(Excerpts from a figure dataset)

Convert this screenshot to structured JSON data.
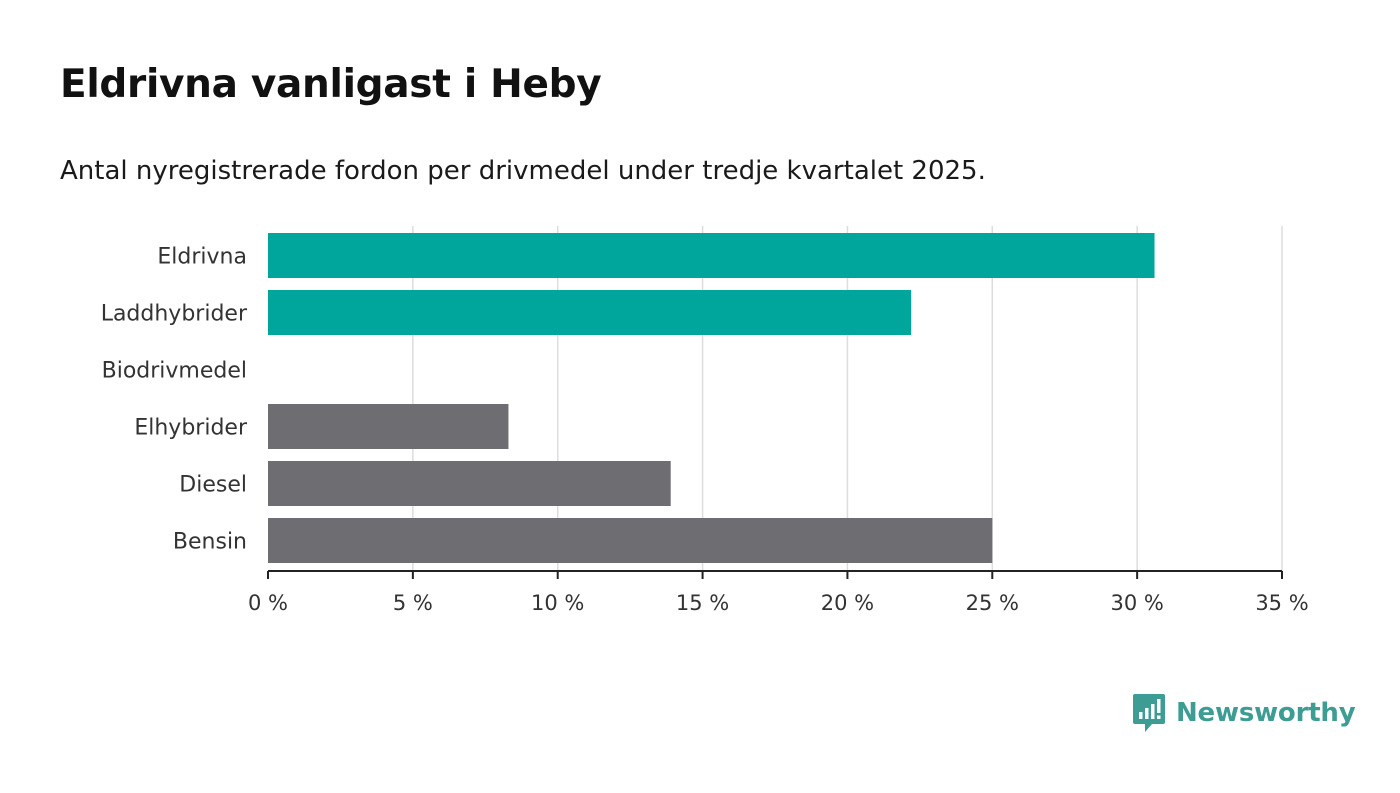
{
  "title": "Eldrivna vanligast i Heby",
  "subtitle": "Antal nyregistrerade fordon per drivmedel under tredje kvartalet 2025.",
  "brand": {
    "name": "Newsworthy",
    "icon": "newsworthy-logo-icon"
  },
  "colors": {
    "highlight": "#00a59b",
    "base": "#6e6d72",
    "grid": "#dddddd",
    "axis": "#222222"
  },
  "chart_data": {
    "type": "bar",
    "orientation": "horizontal",
    "categories": [
      "Eldrivna",
      "Laddhybrider",
      "Biodrivmedel",
      "Elhybrider",
      "Diesel",
      "Bensin"
    ],
    "values": [
      30.6,
      22.2,
      0,
      8.3,
      13.9,
      25.0
    ],
    "highlight": [
      true,
      true,
      false,
      false,
      false,
      false
    ],
    "xlim": [
      0,
      35
    ],
    "xticks": [
      0,
      5,
      10,
      15,
      20,
      25,
      30,
      35
    ],
    "xtick_labels": [
      "0 %",
      "5 %",
      "10 %",
      "15 %",
      "20 %",
      "25 %",
      "30 %",
      "35 %"
    ],
    "grid": true,
    "title": "Eldrivna vanligast i Heby",
    "xlabel": "",
    "ylabel": ""
  }
}
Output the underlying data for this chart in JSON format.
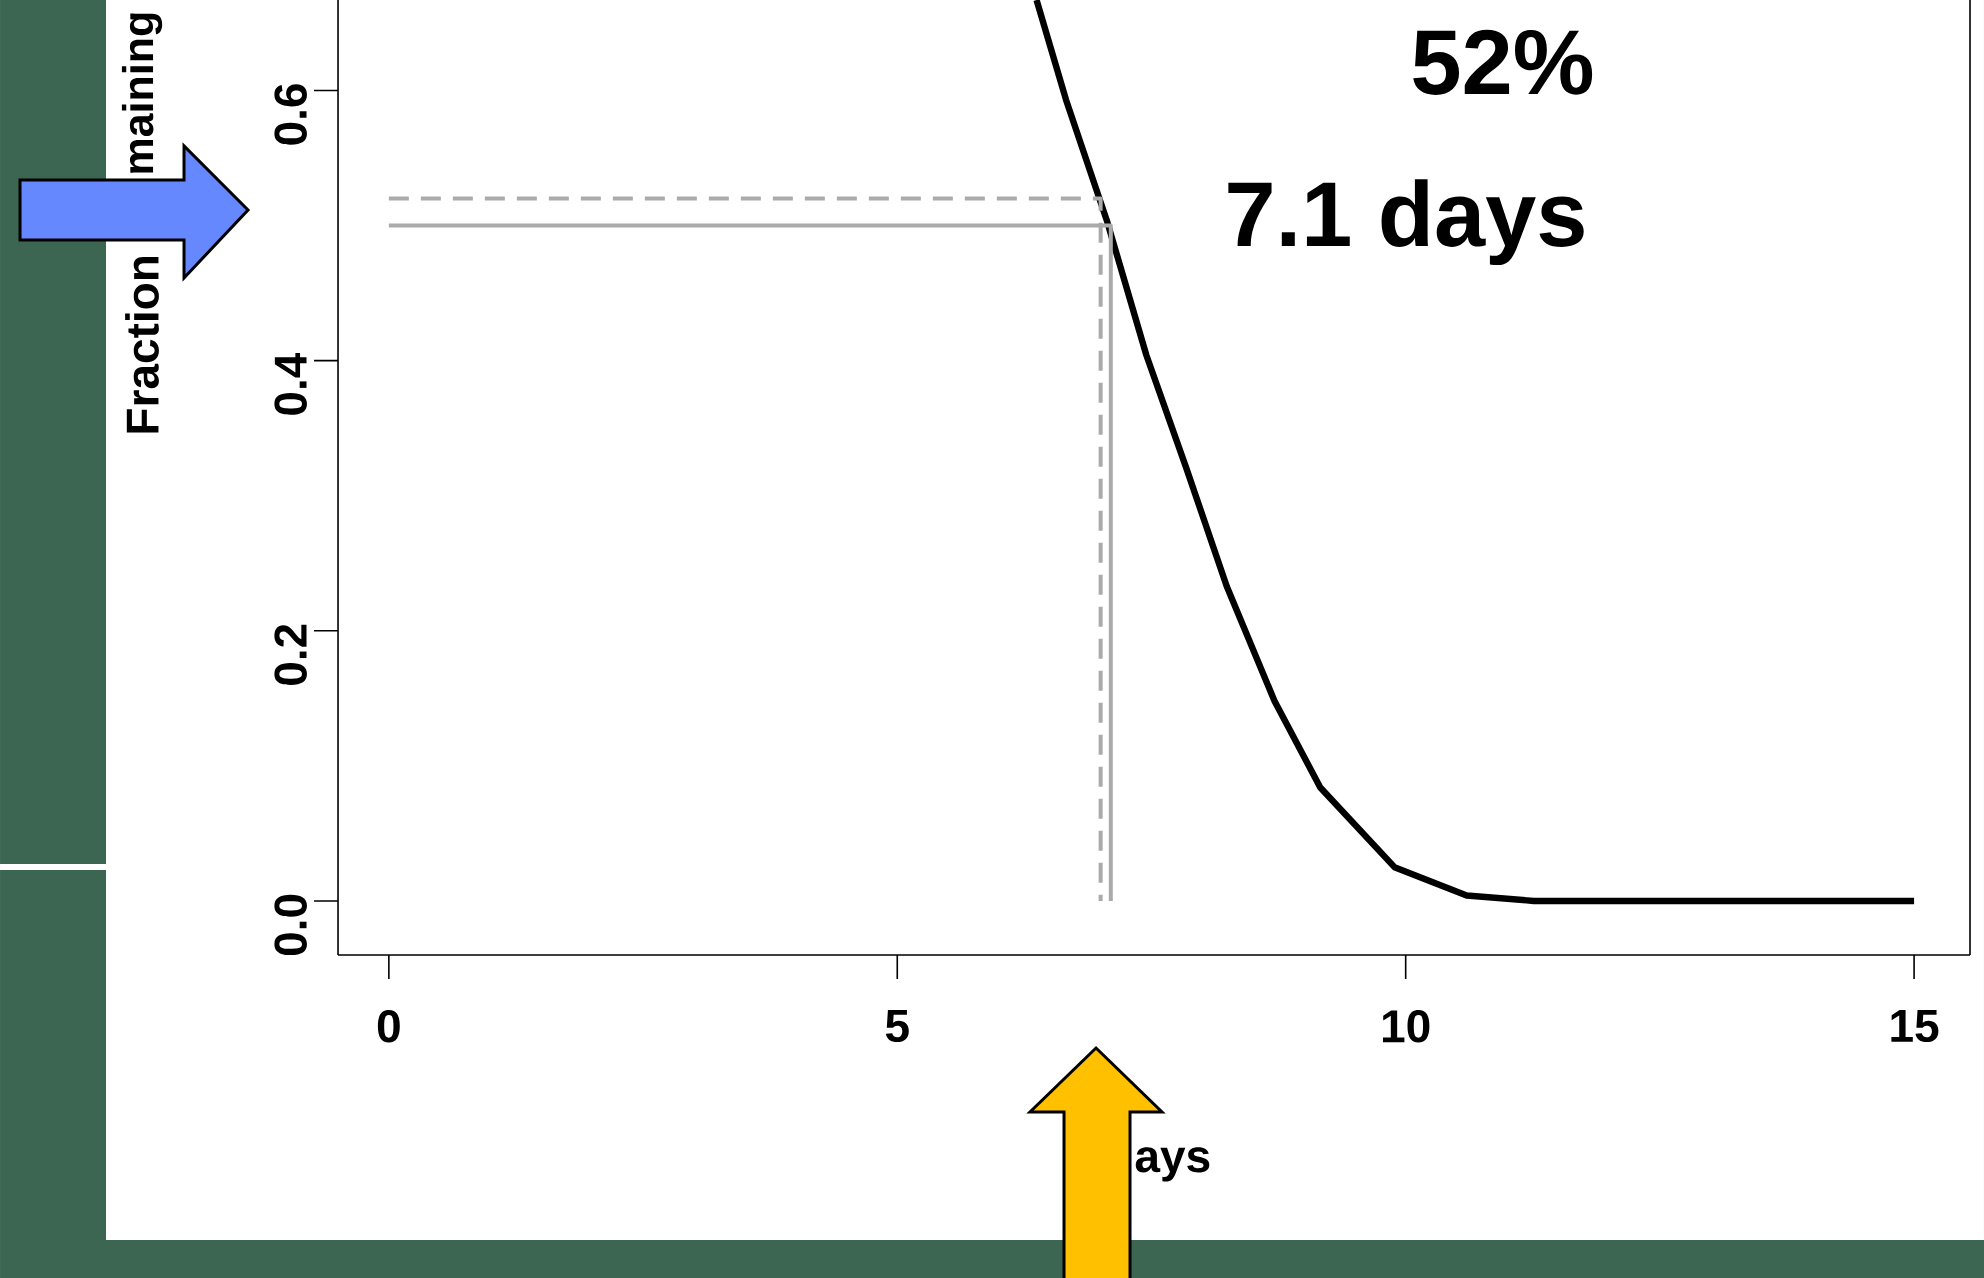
{
  "chart_data": {
    "type": "line",
    "xlabel": "ays",
    "ylabel": "Fraction",
    "annotations": [
      "52%",
      "7.1 days",
      "maining"
    ],
    "xlim": [
      -0.5,
      15.55
    ],
    "ylim": [
      -0.04,
      0.667
    ],
    "xticks": [
      0,
      5,
      10,
      15
    ],
    "yticks": [
      {
        "value": 0,
        "label": "0.0"
      },
      {
        "value": 0.2,
        "label": "0.2"
      },
      {
        "value": 0.4,
        "label": "0.4"
      },
      {
        "value": 0.6,
        "label": "0.6"
      }
    ],
    "series": [
      {
        "x": [
          6.37,
          6.66,
          7.06,
          7.45,
          7.84,
          8.24,
          8.71,
          9.16,
          9.89,
          10.6,
          11.26,
          15
        ],
        "values": [
          0.667,
          0.593,
          0.504,
          0.404,
          0.321,
          0.233,
          0.148,
          0.084,
          0.025,
          0.004,
          0,
          0
        ],
        "color": "#000000"
      },
      {
        "x": [
          0,
          7.1,
          7.1
        ],
        "values": [
          0.5,
          0.5,
          0
        ],
        "color": "#aaaaaa",
        "line_style": "solid"
      },
      {
        "x": [
          0,
          7.0,
          7.0
        ],
        "values": [
          0.52,
          0.52,
          0
        ],
        "color": "#aaaaaa",
        "line_style": "dashed"
      }
    ],
    "grid": false,
    "marker": "none",
    "line_style": "solid"
  }
}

◆ **WORK TO COMPLETE**
Reproduce the entries exactly. Do not carry over any picture.

◆ **OUTPUT BELOW**
Convert this screenshot to structured JSON data.
{
  "title": "Eldrivna vanligast i Heby",
  "subtitle": "Antal nyregistrerade fordon per drivmedel under tredje kvartalet 2025.",
  "brand": {
    "name": "Newsworthy",
    "icon": "newsworthy-logo-icon"
  },
  "colors": {
    "highlight": "#00a59b",
    "base": "#6e6d72",
    "grid": "#dddddd",
    "axis": "#222222"
  },
  "chart_data": {
    "type": "bar",
    "orientation": "horizontal",
    "categories": [
      "Eldrivna",
      "Laddhybrider",
      "Biodrivmedel",
      "Elhybrider",
      "Diesel",
      "Bensin"
    ],
    "values": [
      30.6,
      22.2,
      0,
      8.3,
      13.9,
      25.0
    ],
    "highlight": [
      true,
      true,
      false,
      false,
      false,
      false
    ],
    "xlim": [
      0,
      35
    ],
    "xticks": [
      0,
      5,
      10,
      15,
      20,
      25,
      30,
      35
    ],
    "xtick_labels": [
      "0 %",
      "5 %",
      "10 %",
      "15 %",
      "20 %",
      "25 %",
      "30 %",
      "35 %"
    ],
    "grid": true,
    "title": "Eldrivna vanligast i Heby",
    "xlabel": "",
    "ylabel": ""
  }
}
Output the underlying data for this chart in JSON format.
{
  "chart_data": {
    "type": "line",
    "xlabel": "ays",
    "ylabel": "Fraction",
    "annotations": [
      "52%",
      "7.1 days",
      "maining"
    ],
    "xlim": [
      -0.5,
      15.55
    ],
    "ylim": [
      -0.04,
      0.667
    ],
    "xticks": [
      0,
      5,
      10,
      15
    ],
    "yticks": [
      {
        "value": 0,
        "label": "0.0"
      },
      {
        "value": 0.2,
        "label": "0.2"
      },
      {
        "value": 0.4,
        "label": "0.4"
      },
      {
        "value": 0.6,
        "label": "0.6"
      }
    ],
    "series": [
      {
        "x": [
          6.37,
          6.66,
          7.06,
          7.45,
          7.84,
          8.24,
          8.71,
          9.16,
          9.89,
          10.6,
          11.26,
          15
        ],
        "values": [
          0.667,
          0.593,
          0.504,
          0.404,
          0.321,
          0.233,
          0.148,
          0.084,
          0.025,
          0.004,
          0,
          0
        ],
        "color": "#000000"
      },
      {
        "x": [
          0,
          7.1,
          7.1
        ],
        "values": [
          0.5,
          0.5,
          0
        ],
        "color": "#aaaaaa",
        "line_style": "solid"
      },
      {
        "x": [
          0,
          7.0,
          7.0
        ],
        "values": [
          0.52,
          0.52,
          0
        ],
        "color": "#aaaaaa",
        "line_style": "dashed"
      }
    ],
    "grid": false,
    "marker": "none",
    "line_style": "solid"
  }
}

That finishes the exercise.